[begin Given passage]

I use a 28" on my 14.2hh 3 year old who hasn't bulked up yet - it was difficult to find that small a size! I have a 30" and 34" in my stash from previous horses.


----------



## DuckDodgers (May 28, 2013)

bsms said:


> In my case, I need to loop the latigo 3 times so the shortest hole reaches the buckle. Then I needed to cut a foot off the end to keep from having a huge chunk of leather flopping around, even after I ran it thru the keeper. With drop plate rigging, tying off a leather latigo is a pain. I've switched to a nylon latigo and started tying it off instead of using a buckle because nylon bends better.
> 
> If I need to modify a store bought latigo to match my cinch, my cinch is probably too big for my horse.


Well that seems like a common sense situation right there  I doubt that this is the case for the majority of western riders.
_Posted via Mobile Device_


----------



## SEAmom (Jan 8, 2011)

I ride my Arab in a 26" cinch. A 24" also fits him.
_Posted via Mobile Device_


----------



## kimberlyrae1993 (Mar 20, 2013)

_Posted via Mobile Device_


----------



## kimberlyrae1993 (Mar 20, 2013)

To determine the best size cinch for your horse for all of our Western saddles: Measure your horse from the center of the underside of his chest in the girth area. Bring the tape up to just below the widest part of his ribcage (about 4" above and behind the elbow). Multiply this measurement by two and you will have a good idea of what size girth your horse needs.
_Posted via Mobile Device_


----------



## Cruiser (Aug 28, 2011)

[end Given passage]
[begin Dataset content]

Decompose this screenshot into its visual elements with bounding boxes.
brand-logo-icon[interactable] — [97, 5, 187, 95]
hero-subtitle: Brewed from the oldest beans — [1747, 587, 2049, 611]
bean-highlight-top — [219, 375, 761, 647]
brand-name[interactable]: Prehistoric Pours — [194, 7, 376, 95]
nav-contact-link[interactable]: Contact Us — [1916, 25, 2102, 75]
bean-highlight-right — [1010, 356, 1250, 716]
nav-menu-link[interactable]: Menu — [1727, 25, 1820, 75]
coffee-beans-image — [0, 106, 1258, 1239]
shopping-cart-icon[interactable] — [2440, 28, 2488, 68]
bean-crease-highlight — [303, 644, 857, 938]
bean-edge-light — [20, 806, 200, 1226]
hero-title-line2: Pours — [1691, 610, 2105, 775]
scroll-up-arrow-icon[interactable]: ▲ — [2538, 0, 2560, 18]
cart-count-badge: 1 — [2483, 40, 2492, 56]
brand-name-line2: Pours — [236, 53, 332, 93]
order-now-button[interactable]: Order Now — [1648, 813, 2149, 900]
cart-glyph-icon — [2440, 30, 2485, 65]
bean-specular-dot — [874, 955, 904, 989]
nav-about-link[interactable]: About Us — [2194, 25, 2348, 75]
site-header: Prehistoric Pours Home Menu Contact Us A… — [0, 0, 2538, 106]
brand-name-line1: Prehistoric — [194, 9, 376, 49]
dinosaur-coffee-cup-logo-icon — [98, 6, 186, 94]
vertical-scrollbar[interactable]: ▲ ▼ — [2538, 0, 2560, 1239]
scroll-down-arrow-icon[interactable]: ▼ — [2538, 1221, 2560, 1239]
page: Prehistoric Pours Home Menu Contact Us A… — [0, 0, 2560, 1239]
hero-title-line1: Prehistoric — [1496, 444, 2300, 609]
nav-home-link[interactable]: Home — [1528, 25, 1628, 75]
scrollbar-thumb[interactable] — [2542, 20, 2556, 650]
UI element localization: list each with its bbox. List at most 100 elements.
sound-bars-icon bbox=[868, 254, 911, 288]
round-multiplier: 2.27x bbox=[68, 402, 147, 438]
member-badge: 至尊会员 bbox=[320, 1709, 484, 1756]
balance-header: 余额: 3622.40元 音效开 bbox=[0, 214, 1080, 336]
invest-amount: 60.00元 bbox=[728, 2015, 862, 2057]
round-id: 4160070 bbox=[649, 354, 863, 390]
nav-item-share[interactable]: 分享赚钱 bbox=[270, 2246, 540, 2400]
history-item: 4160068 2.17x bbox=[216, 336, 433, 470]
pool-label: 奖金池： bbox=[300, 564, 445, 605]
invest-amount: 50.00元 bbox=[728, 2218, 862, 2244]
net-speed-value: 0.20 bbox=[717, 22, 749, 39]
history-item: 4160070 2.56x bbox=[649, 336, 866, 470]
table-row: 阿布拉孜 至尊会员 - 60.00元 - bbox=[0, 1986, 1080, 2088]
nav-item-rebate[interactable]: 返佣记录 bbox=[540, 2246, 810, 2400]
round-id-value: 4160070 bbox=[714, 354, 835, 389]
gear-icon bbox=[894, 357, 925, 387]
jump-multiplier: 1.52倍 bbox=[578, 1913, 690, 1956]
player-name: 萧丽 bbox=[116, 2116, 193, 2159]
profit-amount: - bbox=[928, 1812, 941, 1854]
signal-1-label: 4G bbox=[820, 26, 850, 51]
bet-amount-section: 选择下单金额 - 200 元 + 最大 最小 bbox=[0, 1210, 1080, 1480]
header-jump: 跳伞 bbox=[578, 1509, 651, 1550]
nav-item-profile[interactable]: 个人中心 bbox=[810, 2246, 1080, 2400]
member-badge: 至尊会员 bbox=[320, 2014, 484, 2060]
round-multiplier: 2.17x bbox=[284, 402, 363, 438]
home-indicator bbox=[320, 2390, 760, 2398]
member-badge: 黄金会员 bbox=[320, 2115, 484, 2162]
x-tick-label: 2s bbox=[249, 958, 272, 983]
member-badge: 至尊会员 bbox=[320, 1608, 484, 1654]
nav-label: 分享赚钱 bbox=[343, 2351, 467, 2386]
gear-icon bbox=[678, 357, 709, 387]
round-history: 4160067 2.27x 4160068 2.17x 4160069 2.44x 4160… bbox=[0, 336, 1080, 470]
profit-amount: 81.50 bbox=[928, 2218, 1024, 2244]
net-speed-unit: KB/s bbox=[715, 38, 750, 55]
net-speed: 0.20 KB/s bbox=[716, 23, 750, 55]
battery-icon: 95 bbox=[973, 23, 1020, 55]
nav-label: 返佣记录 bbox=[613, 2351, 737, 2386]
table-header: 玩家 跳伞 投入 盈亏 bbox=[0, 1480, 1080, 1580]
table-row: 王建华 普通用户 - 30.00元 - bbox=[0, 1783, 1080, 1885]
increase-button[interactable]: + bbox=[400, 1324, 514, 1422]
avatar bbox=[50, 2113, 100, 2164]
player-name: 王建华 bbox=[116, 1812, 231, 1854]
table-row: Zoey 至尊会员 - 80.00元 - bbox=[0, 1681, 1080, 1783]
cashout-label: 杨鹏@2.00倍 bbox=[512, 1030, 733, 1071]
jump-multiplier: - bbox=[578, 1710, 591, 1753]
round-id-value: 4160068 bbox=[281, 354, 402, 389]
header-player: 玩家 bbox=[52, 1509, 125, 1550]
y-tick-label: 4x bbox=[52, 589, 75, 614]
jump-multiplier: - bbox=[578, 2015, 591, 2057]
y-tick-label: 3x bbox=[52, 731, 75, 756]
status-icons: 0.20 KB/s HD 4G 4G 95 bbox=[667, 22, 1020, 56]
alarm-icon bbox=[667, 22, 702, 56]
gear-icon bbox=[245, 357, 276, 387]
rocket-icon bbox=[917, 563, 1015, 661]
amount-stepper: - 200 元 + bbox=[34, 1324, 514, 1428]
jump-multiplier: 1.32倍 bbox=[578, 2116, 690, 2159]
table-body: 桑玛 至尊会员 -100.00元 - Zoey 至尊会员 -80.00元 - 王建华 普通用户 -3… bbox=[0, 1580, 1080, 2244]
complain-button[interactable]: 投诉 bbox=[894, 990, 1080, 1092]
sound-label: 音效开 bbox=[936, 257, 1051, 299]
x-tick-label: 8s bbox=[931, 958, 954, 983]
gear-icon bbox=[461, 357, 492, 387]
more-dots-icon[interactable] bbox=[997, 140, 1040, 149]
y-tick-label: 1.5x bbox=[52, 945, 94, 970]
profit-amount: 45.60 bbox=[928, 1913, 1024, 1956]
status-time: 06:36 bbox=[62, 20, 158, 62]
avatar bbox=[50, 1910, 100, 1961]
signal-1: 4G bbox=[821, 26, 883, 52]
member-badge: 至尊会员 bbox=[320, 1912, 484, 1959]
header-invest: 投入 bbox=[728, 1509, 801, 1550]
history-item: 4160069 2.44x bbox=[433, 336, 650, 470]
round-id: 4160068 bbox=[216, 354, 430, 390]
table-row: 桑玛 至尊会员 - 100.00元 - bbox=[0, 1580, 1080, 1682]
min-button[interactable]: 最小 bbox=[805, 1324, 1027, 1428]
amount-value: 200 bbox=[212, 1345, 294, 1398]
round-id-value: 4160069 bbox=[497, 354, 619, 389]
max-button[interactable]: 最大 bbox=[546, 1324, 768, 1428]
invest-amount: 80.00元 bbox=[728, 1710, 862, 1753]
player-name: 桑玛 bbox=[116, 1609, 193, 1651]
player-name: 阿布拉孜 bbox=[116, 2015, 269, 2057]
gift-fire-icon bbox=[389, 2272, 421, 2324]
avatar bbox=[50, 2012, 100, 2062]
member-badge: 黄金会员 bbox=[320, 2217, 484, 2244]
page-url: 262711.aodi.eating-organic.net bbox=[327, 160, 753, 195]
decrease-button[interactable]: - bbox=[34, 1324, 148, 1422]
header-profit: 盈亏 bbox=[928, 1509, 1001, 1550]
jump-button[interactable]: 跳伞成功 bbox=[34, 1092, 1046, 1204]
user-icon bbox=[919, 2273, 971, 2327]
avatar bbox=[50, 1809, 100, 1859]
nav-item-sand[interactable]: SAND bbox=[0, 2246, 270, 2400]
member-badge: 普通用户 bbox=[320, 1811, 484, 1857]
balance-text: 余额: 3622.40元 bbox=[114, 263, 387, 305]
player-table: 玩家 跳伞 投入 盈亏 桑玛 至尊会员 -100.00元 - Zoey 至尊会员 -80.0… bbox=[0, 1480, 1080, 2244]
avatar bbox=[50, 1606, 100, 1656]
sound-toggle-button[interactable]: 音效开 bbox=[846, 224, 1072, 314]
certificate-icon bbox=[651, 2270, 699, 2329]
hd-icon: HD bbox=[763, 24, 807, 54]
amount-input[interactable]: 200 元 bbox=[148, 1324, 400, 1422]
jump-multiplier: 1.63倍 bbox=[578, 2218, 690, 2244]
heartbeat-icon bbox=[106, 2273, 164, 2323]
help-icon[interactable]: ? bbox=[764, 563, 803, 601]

[end Dataset content]

## [Job 1]
List every cinch size, in inches, that a poster in the cinch-size thread says they use, keep, or find fits their horse.
## [Job 2]
Echo the part of the cinch-size thread that begins at the words "## DuckDodgers (May" and stops after "nylon bends better.".
## [Job 3]
Carry on the forum thread about cinch sizes from the point where it stops.
The records have no connection to the cinch-size thread.

## [Task answer 1]
28", 30", 34", 26", 24"

## [Task answer 2]
## DuckDodgers (May 28, 2013)

bsms said:


> In my case, I need to loop the latigo 3 times so the shortest hole reaches the buckle. Then I needed to cut a foot off the end to keep from having a huge chunk of leather flopping around, even after I ran it thru the keeper. With drop plate rigging, tying off a leather latigo is a pain. I've switched to a nylon latigo and started tying it off instead of using a buckle because nylon bends better.

## [Task answer 3]
I use a 30" because it was the smallest cinch I could find that wasn't a cheap string cinch. She could easily be more comfortable with 26", because the cinch almost reaches the rings on both sides when she's in shape. I think they should end above the elbow but a distance below the rings, I've ridden in saddles with the metal on the cinch ended at my knee and rubbed the fender and my leg badly, (the rigging was back further than some saddles but not sure of the name).


----------



## tinaev (Dec 2, 2012)

My horse is just over 16 hands, no idea on weight but he is narrow, and I ride primarily in an endurance saddle and use a 28" cinch. When I ride in a western saddle I do have to move up to a 30".


----------



## SaskGal (Apr 18, 2012)

I use a 36" on my roping saddle, but I would really like a 38" but the are sooooooo hard to find. Don't call my horses fat, the are well taken care of! Hahahahahaha
_Posted via Mobile Device_


----------



## sparks879 (Apr 14, 2013)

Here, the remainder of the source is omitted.